* TREŚĆ ZADANIA *
Kontynuuj komentarze o cenie w promocji z rabatem 25%, zaczynając od miejsca po ich ostatnim zdaniu.

* TEKST DO PRZECZYTANIA *
- - -
Promocja za 22 się skończyła. Dzisiaj cena jest 26, ale masz 25% rabatu, czyli wychodzi niecałe 20. Cena jakby nie patrzeć i tak lepsza niż była wczoraj w poprzedniej promocji. Nie chytruski tracą, tylko ci co mają problemy z liczeniem… ;)
Wychodzi ponad 20 zl. Wczoraj, po otrzymaniu newslettera odejmowałem od 22 i było lepiej :) I to nie chodzi o kwotę, a o reklamę rabatu, który łączy się z promocjami, tyle że część z nich się kończy. No ale hałas jest.
- - -
* FRAGMENT DANYCH *
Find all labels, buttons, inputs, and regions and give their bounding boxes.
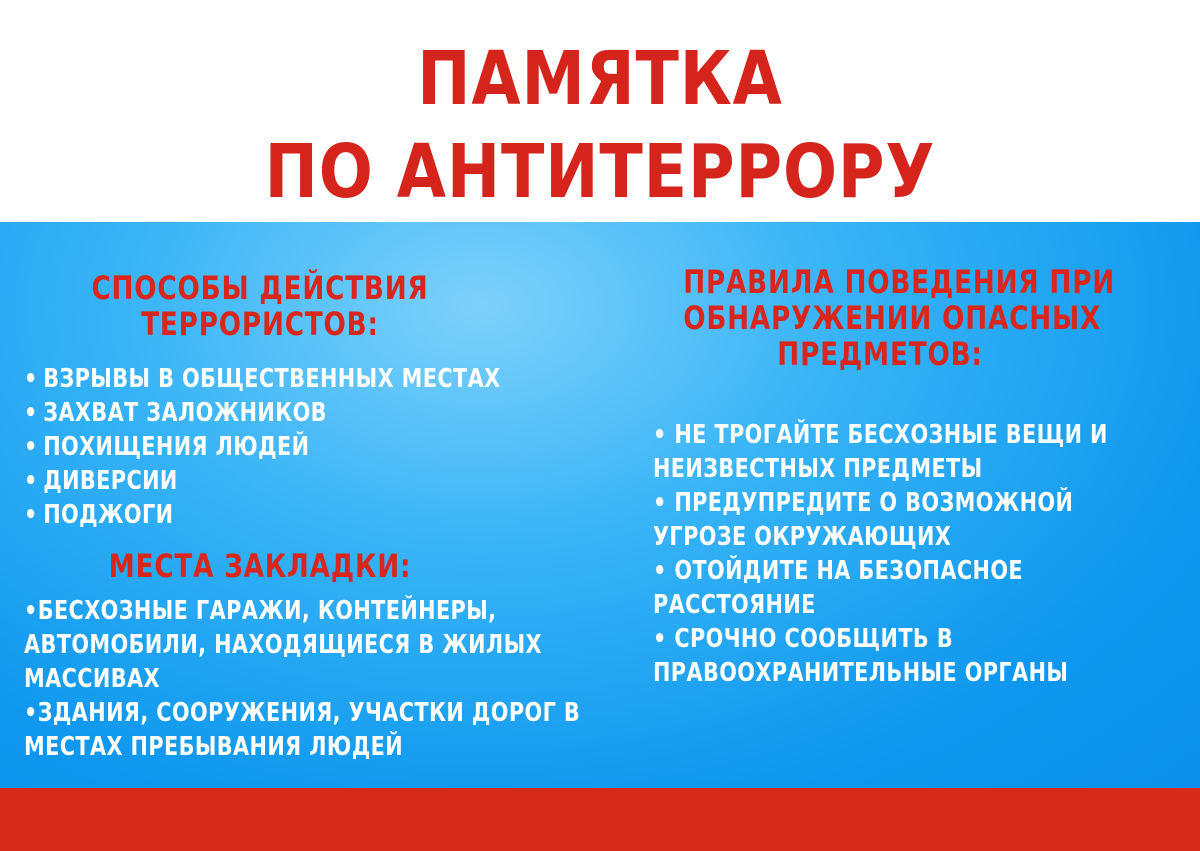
- - -
* ODPOWIEDŹ DO ZADANIA *
Oczywiście wychodzi powyżej 20, bo sobie wcześniej mocno pozaokrąglaliśmy – te 22 z wczoraj to też 22,90 np. ;) Nie zmienia to faktu, że promocje są oznaczone do kiedy są ważne, było wiadomo, że wczoraj się kończyła. Być może nawet przez tą godzinę, była szansa mieć rabat 25% od tych 22,90, jeśli tak to trzeba było korzystać. Jeśli nie, to tak jak pisałem – dzisiejsza cena i tak jest lepsza, a to że sobie policzyłeś rabat od wczorajszej ceny to było myślenie życzeniowe (lub przegapiona szansa). Na tej podstawie faulu po stronie Publio nie widzę :)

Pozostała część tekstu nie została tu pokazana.